=== WHAT YOU SHOULD DO ===
Reproduce every line of the listing as written, apart from the pictures.

[Dataset items]
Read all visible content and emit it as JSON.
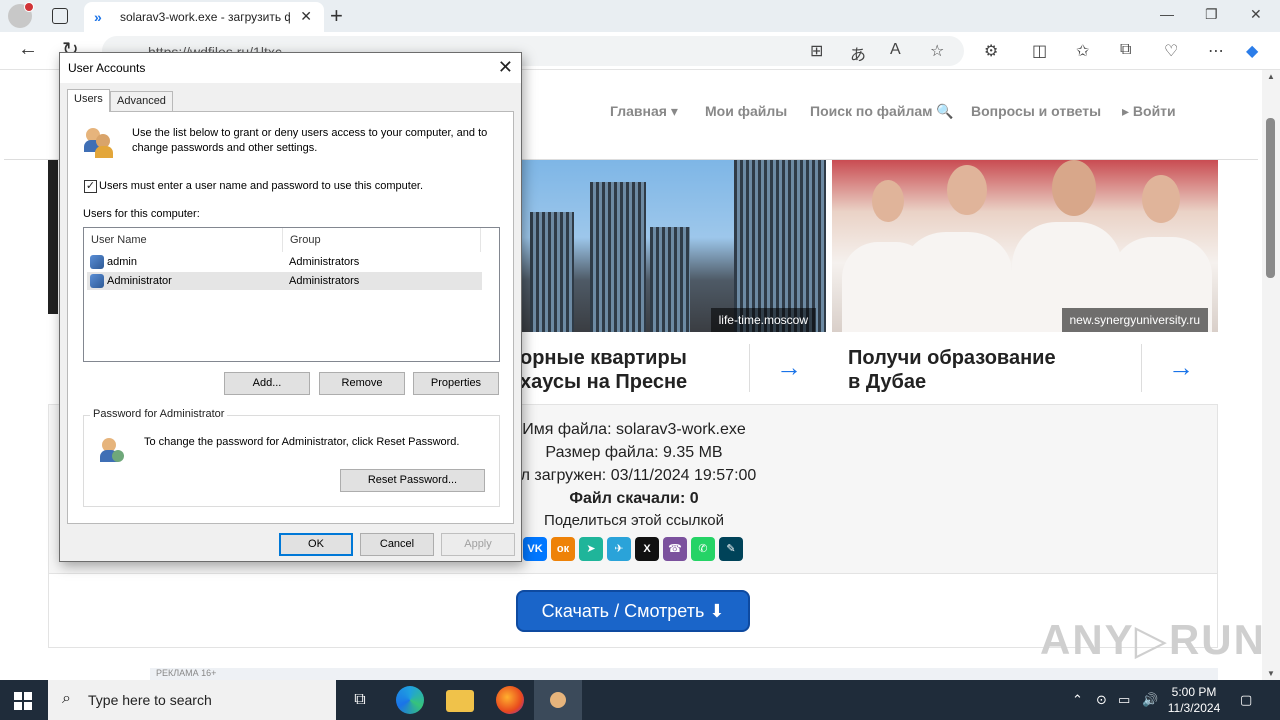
{
  "browser": {
    "tab_title": "solarav3-work.exe - загрузить ф",
    "url": "https://wdfiles.ru/1ltxc"
  },
  "site": {
    "nav": [
      "Главная ▾",
      "Мои файлы",
      "Поиск по файлам 🔍",
      "Вопросы и ответы",
      "▸ Войти"
    ],
    "ad1": {
      "credit": "life-time.moscow",
      "line1": "орные квартиры",
      "line2": "хаусы на Пресне"
    },
    "ad2": {
      "credit": "new.synergyuniversity.ru",
      "line1": "Получи образование",
      "line2": "в Дубае"
    },
    "file": {
      "name": "Имя файла: solarav3-work.exe",
      "size": "Размер файла: 9.35 MB",
      "uploaded": "йл загружен: 03/11/2024 19:57:00",
      "downloads": "Файл скачали: 0",
      "share": "Поделиться этой ссылкой"
    },
    "share_buttons": [
      {
        "name": "vk",
        "glyph": "VK",
        "color": "#0077ff"
      },
      {
        "name": "ok",
        "glyph": "ок",
        "color": "#ee8208"
      },
      {
        "name": "yandex-messenger",
        "glyph": "➤",
        "color": "#1fb59a"
      },
      {
        "name": "telegram",
        "glyph": "✈",
        "color": "#2aa3d9"
      },
      {
        "name": "x",
        "glyph": "X",
        "color": "#111111"
      },
      {
        "name": "viber",
        "glyph": "☎",
        "color": "#7b519d"
      },
      {
        "name": "whatsapp",
        "glyph": "✆",
        "color": "#25d366"
      },
      {
        "name": "livejournal",
        "glyph": "✎",
        "color": "#004359"
      }
    ],
    "download_button": "Скачать / Смотреть ⬇",
    "ad_label": "РЕКЛАМА 16+",
    "watermark": "ANY▷RUN"
  },
  "dialog": {
    "title": "User Accounts",
    "tabs": [
      "Users",
      "Advanced"
    ],
    "intro": "Use the list below to grant or deny users access to your computer, and to change passwords and other settings.",
    "checkbox_label": "Users must enter a user name and password to use this computer.",
    "checkbox_checked": true,
    "list_label": "Users for this computer:",
    "columns": [
      "User Name",
      "Group"
    ],
    "users": [
      {
        "name": "admin",
        "group": "Administrators"
      },
      {
        "name": "Administrator",
        "group": "Administrators"
      }
    ],
    "buttons": {
      "add": "Add...",
      "remove": "Remove",
      "properties": "Properties"
    },
    "password_group": "Password for Administrator",
    "password_text": "To change the password for Administrator, click Reset Password.",
    "reset_button": "Reset Password...",
    "ok": "OK",
    "cancel": "Cancel",
    "apply": "Apply"
  },
  "taskbar": {
    "search_placeholder": "Type here to search",
    "time": "5:00 PM",
    "date": "11/3/2024"
  }
}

=== OUTPUT BELOW ===
Read all visible content and emit it as JSON.
{
  "browser": {
    "tab_title": "solarav3-work.exe - загрузить ф",
    "url": "https://wdfiles.ru/1ltxc"
  },
  "site": {
    "nav": [
      "Главная ▾",
      "Мои файлы",
      "Поиск по файлам 🔍",
      "Вопросы и ответы",
      "▸ Войти"
    ],
    "ad1": {
      "credit": "life-time.moscow",
      "line1": "орные квартиры",
      "line2": "хаусы на Пресне"
    },
    "ad2": {
      "credit": "new.synergyuniversity.ru",
      "line1": "Получи образование",
      "line2": "в Дубае"
    },
    "file": {
      "name": "Имя файла: solarav3-work.exe",
      "size": "Размер файла: 9.35 MB",
      "uploaded": "йл загружен: 03/11/2024 19:57:00",
      "downloads": "Файл скачали: 0",
      "share": "Поделиться этой ссылкой"
    },
    "share_buttons": [
      {
        "name": "vk",
        "glyph": "VK",
        "color": "#0077ff"
      },
      {
        "name": "ok",
        "glyph": "ок",
        "color": "#ee8208"
      },
      {
        "name": "yandex-messenger",
        "glyph": "➤",
        "color": "#1fb59a"
      },
      {
        "name": "telegram",
        "glyph": "✈",
        "color": "#2aa3d9"
      },
      {
        "name": "x",
        "glyph": "X",
        "color": "#111111"
      },
      {
        "name": "viber",
        "glyph": "☎",
        "color": "#7b519d"
      },
      {
        "name": "whatsapp",
        "glyph": "✆",
        "color": "#25d366"
      },
      {
        "name": "livejournal",
        "glyph": "✎",
        "color": "#004359"
      }
    ],
    "download_button": "Скачать / Смотреть ⬇",
    "ad_label": "РЕКЛАМА 16+",
    "watermark": "ANY▷RUN"
  },
  "dialog": {
    "title": "User Accounts",
    "tabs": [
      "Users",
      "Advanced"
    ],
    "intro": "Use the list below to grant or deny users access to your computer, and to change passwords and other settings.",
    "checkbox_label": "Users must enter a user name and password to use this computer.",
    "checkbox_checked": true,
    "list_label": "Users for this computer:",
    "columns": [
      "User Name",
      "Group"
    ],
    "users": [
      {
        "name": "admin",
        "group": "Administrators"
      },
      {
        "name": "Administrator",
        "group": "Administrators"
      }
    ],
    "buttons": {
      "add": "Add...",
      "remove": "Remove",
      "properties": "Properties"
    },
    "password_group": "Password for Administrator",
    "password_text": "To change the password for Administrator, click Reset Password.",
    "reset_button": "Reset Password...",
    "ok": "OK",
    "cancel": "Cancel",
    "apply": "Apply"
  },
  "taskbar": {
    "search_placeholder": "Type here to search",
    "time": "5:00 PM",
    "date": "11/3/2024"
  }
}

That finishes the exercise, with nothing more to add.